Begin STORED RECORDS
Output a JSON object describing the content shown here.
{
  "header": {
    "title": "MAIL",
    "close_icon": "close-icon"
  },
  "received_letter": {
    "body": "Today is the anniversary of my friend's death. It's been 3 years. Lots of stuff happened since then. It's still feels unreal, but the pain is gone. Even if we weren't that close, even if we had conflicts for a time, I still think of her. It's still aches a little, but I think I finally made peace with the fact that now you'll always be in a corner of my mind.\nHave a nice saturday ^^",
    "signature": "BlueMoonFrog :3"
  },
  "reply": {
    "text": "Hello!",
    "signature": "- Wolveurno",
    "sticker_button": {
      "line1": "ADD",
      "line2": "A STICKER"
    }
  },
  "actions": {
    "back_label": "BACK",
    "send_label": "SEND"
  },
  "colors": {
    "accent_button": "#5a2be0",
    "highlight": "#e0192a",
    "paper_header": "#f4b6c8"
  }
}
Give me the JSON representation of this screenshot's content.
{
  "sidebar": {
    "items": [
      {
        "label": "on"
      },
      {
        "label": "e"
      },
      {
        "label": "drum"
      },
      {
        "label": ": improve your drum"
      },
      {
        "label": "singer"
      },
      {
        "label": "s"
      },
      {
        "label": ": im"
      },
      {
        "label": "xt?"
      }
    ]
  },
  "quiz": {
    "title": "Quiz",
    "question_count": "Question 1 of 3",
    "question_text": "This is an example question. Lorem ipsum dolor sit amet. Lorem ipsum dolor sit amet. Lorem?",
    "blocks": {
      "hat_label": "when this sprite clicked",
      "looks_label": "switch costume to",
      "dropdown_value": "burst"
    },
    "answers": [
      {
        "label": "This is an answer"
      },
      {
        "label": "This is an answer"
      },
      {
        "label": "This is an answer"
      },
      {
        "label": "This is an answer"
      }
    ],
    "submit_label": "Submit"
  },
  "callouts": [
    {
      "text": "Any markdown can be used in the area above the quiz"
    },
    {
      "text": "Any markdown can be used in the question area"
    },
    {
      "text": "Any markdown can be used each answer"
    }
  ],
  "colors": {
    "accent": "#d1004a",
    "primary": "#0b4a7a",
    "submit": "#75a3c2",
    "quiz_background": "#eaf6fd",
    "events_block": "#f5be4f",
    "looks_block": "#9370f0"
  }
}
End STORED RECORDS
Say how many lines include the word "content"; reply with the number alone.

2